(Records from a collection of figures)
· · · · · · ·

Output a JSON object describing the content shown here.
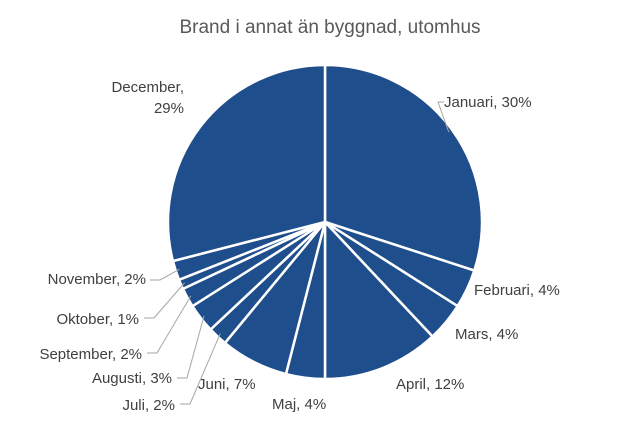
{
  "chart_data": {
    "type": "pie",
    "title": "Brand i annat än byggnad, utomhus",
    "categories": [
      "Januari",
      "Februari",
      "Mars",
      "April",
      "Maj",
      "Juni",
      "Juli",
      "Augusti",
      "September",
      "Oktober",
      "November",
      "December"
    ],
    "values": [
      30,
      4,
      4,
      12,
      4,
      7,
      2,
      3,
      2,
      1,
      2,
      29
    ],
    "unit": "%",
    "data_labels": [
      [
        "Januari, 30%"
      ],
      [
        "Februari, 4%"
      ],
      [
        "Mars, 4%"
      ],
      [
        "April, 12%"
      ],
      [
        "Maj, 4%"
      ],
      [
        "Juni, 7%"
      ],
      [
        "Juli, 2%"
      ],
      [
        "Augusti, 3%"
      ],
      [
        "September, 2%"
      ],
      [
        "Oktober, 1%"
      ],
      [
        "November, 2%"
      ],
      [
        "December,",
        "29%"
      ]
    ],
    "legend": "none",
    "slice_color": "#1f4e8c",
    "border_color": "#ffffff"
  }
}
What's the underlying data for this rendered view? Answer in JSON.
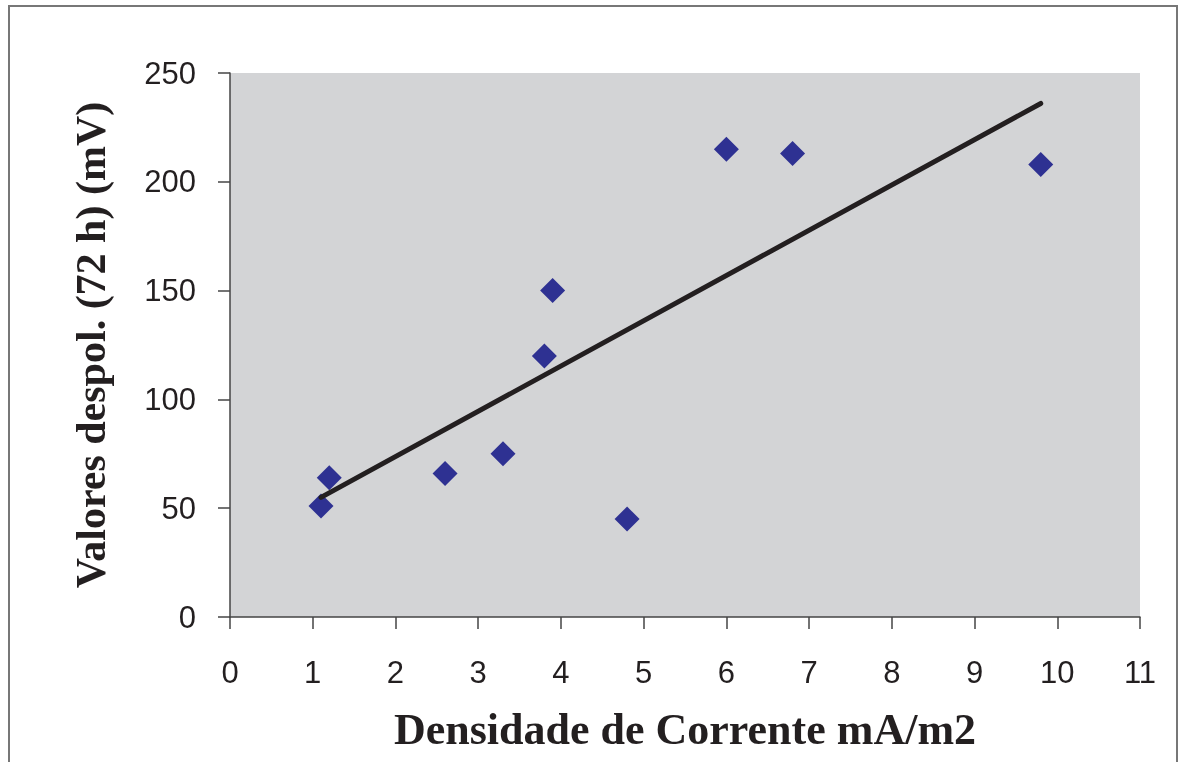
{
  "chart_data": {
    "type": "scatter",
    "xlabel": "Densidade de Corrente mA/m2",
    "ylabel": "Valores despol. (72 h) (mV)",
    "xlim": [
      0,
      11
    ],
    "xticks": [
      0,
      1,
      2,
      3,
      4,
      5,
      6,
      7,
      8,
      9,
      10,
      11
    ],
    "ylim": [
      0,
      250
    ],
    "yticks": [
      0,
      50,
      100,
      150,
      200,
      250
    ],
    "grid": false,
    "marker": "diamond",
    "series": [
      {
        "color": "#2e3192",
        "x": [
          1.1,
          1.2,
          2.6,
          3.3,
          3.8,
          3.9,
          4.8,
          6,
          6.8,
          9.8
        ],
        "values": [
          51,
          64,
          66,
          75,
          120,
          150,
          45,
          215,
          213,
          208
        ]
      },
      {
        "type": "line",
        "color": "#231f20",
        "marker": "none",
        "x": [
          1.1,
          9.8
        ],
        "values": [
          55,
          236
        ]
      }
    ]
  }
}
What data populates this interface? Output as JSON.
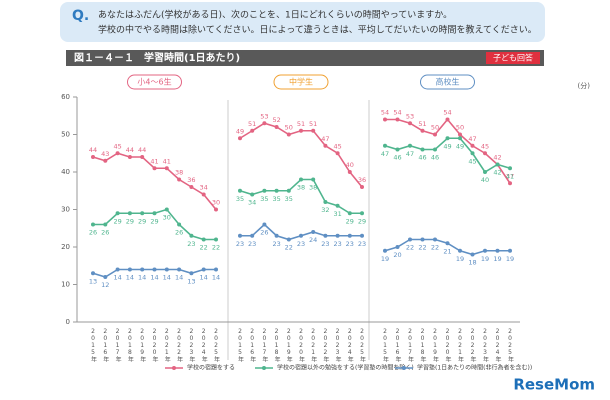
{
  "header": {
    "q": "Q.",
    "line1": "あなたはふだん(学校がある日)、次のことを、1日にどれくらいの時間やっていますか。",
    "line2": "学校の中でやる時間は除いてください。日によって違うときは、平均してだいたいの時間を教えてください。"
  },
  "figure": {
    "title": "図１－４－１　学習時間(1日あたり)",
    "badge": "子ども回答"
  },
  "logo": "ReseMom",
  "chart_data": [
    {
      "type": "line",
      "title": "小4～6生",
      "yunit": "(分)",
      "ylim": [
        0,
        60
      ],
      "yticks": [
        0,
        10,
        20,
        30,
        40,
        50,
        60
      ],
      "categories": [
        "2015年",
        "2016年",
        "2017年",
        "2018年",
        "2019年",
        "2020年",
        "2021年",
        "2022年",
        "2023年",
        "2024年",
        "2025年"
      ],
      "series": [
        {
          "name": "学校の宿題をする",
          "color": "#e36482",
          "values": [
            44,
            43,
            45,
            44,
            44,
            41,
            41,
            38,
            36,
            34,
            30
          ]
        },
        {
          "name": "学校の宿題以外の勉強をする(学習塾の時間を除く)",
          "color": "#4fb58e",
          "values": [
            26,
            26,
            29,
            29,
            29,
            29,
            30,
            26,
            23,
            22,
            22
          ]
        },
        {
          "name": "学習塾(1日あたりの時間(非行為者を含む))",
          "color": "#5f8fc3",
          "values": [
            13,
            12,
            14,
            14,
            14,
            14,
            14,
            14,
            13,
            14,
            14
          ]
        }
      ]
    },
    {
      "type": "line",
      "title": "中学生",
      "ylim": [
        0,
        60
      ],
      "categories": [
        "2015年",
        "2016年",
        "2017年",
        "2018年",
        "2019年",
        "2020年",
        "2021年",
        "2022年",
        "2023年",
        "2024年",
        "2025年"
      ],
      "series": [
        {
          "color": "#e36482",
          "values": [
            49,
            51,
            53,
            52,
            50,
            51,
            51,
            47,
            45,
            40,
            36
          ]
        },
        {
          "color": "#4fb58e",
          "values": [
            35,
            34,
            35,
            35,
            35,
            38,
            38,
            32,
            31,
            29,
            29
          ]
        },
        {
          "color": "#5f8fc3",
          "values": [
            23,
            23,
            26,
            23,
            22,
            23,
            24,
            23,
            23,
            23,
            23
          ]
        }
      ]
    },
    {
      "type": "line",
      "title": "高校生",
      "ylim": [
        0,
        60
      ],
      "categories": [
        "2015年",
        "2016年",
        "2017年",
        "2018年",
        "2019年",
        "2020年",
        "2021年",
        "2022年",
        "2023年",
        "2024年",
        "2025年"
      ],
      "series": [
        {
          "color": "#e36482",
          "values": [
            54,
            54,
            53,
            51,
            50,
            54,
            50,
            47,
            45,
            42,
            37
          ]
        },
        {
          "color": "#4fb58e",
          "values": [
            47,
            46,
            47,
            46,
            46,
            49,
            49,
            45,
            40,
            42,
            41
          ]
        },
        {
          "color": "#5f8fc3",
          "values": [
            19,
            20,
            22,
            22,
            22,
            21,
            19,
            18,
            19,
            19,
            19
          ]
        }
      ]
    }
  ]
}
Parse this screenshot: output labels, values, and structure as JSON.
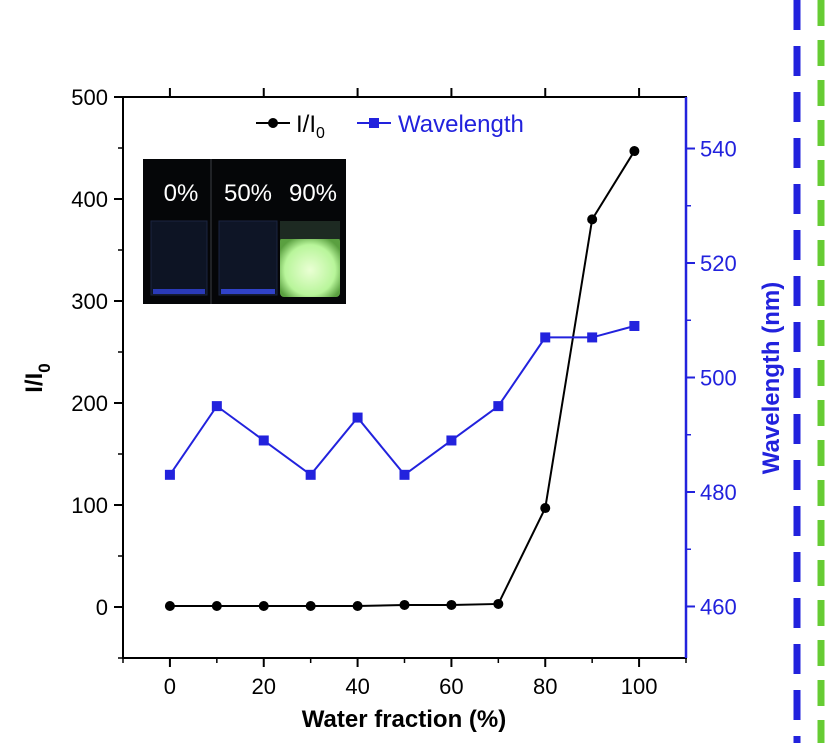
{
  "chart_data": {
    "type": "line",
    "x": [
      0,
      10,
      20,
      30,
      40,
      50,
      60,
      70,
      80,
      90,
      99
    ],
    "xlabel": "Water fraction (%)",
    "xticks": [
      0,
      20,
      40,
      60,
      80,
      100
    ],
    "xlim": [
      -10,
      110
    ],
    "ylabel_left": {
      "base": "I/I",
      "subscript": "0"
    },
    "ylim_left": [
      -50,
      500
    ],
    "yticks_left": [
      0,
      100,
      200,
      300,
      400,
      500
    ],
    "ylabel_right": "Wavelength (nm)",
    "ylim_right": [
      451,
      549
    ],
    "yticks_right": [
      460,
      480,
      500,
      520,
      540
    ],
    "series": [
      {
        "name": "I/I0",
        "legend_label": {
          "base": "I/I",
          "subscript": "0"
        },
        "axis": "left",
        "marker": "circle",
        "color": "#000000",
        "values": [
          1,
          1,
          1,
          1,
          1,
          2,
          2,
          3,
          97,
          380,
          447
        ]
      },
      {
        "name": "Wavelength",
        "legend_label": {
          "base": "Wavelength",
          "subscript": ""
        },
        "axis": "right",
        "marker": "square",
        "color": "#2222dd",
        "values": [
          483,
          495,
          489,
          483,
          493,
          483,
          489,
          495,
          507,
          507,
          509
        ]
      }
    ],
    "legend_position": "top",
    "inset": {
      "description": "photo of vials under UV light",
      "labels": [
        "0%",
        "50%",
        "90%"
      ]
    },
    "colors": {
      "right_axis": "#2222dd",
      "left_axis": "#000000",
      "dash_blue": "#2222dd",
      "dash_green": "#66cc33"
    }
  }
}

· · · · · · ·

Review the preceding data and report every line that includes the string "this".

What's the underlying data for this rendered view? Answer in JSON.
What data populates this interface? Output as JSON.
Parse this screenshot: output labels, values, and structure as JSON.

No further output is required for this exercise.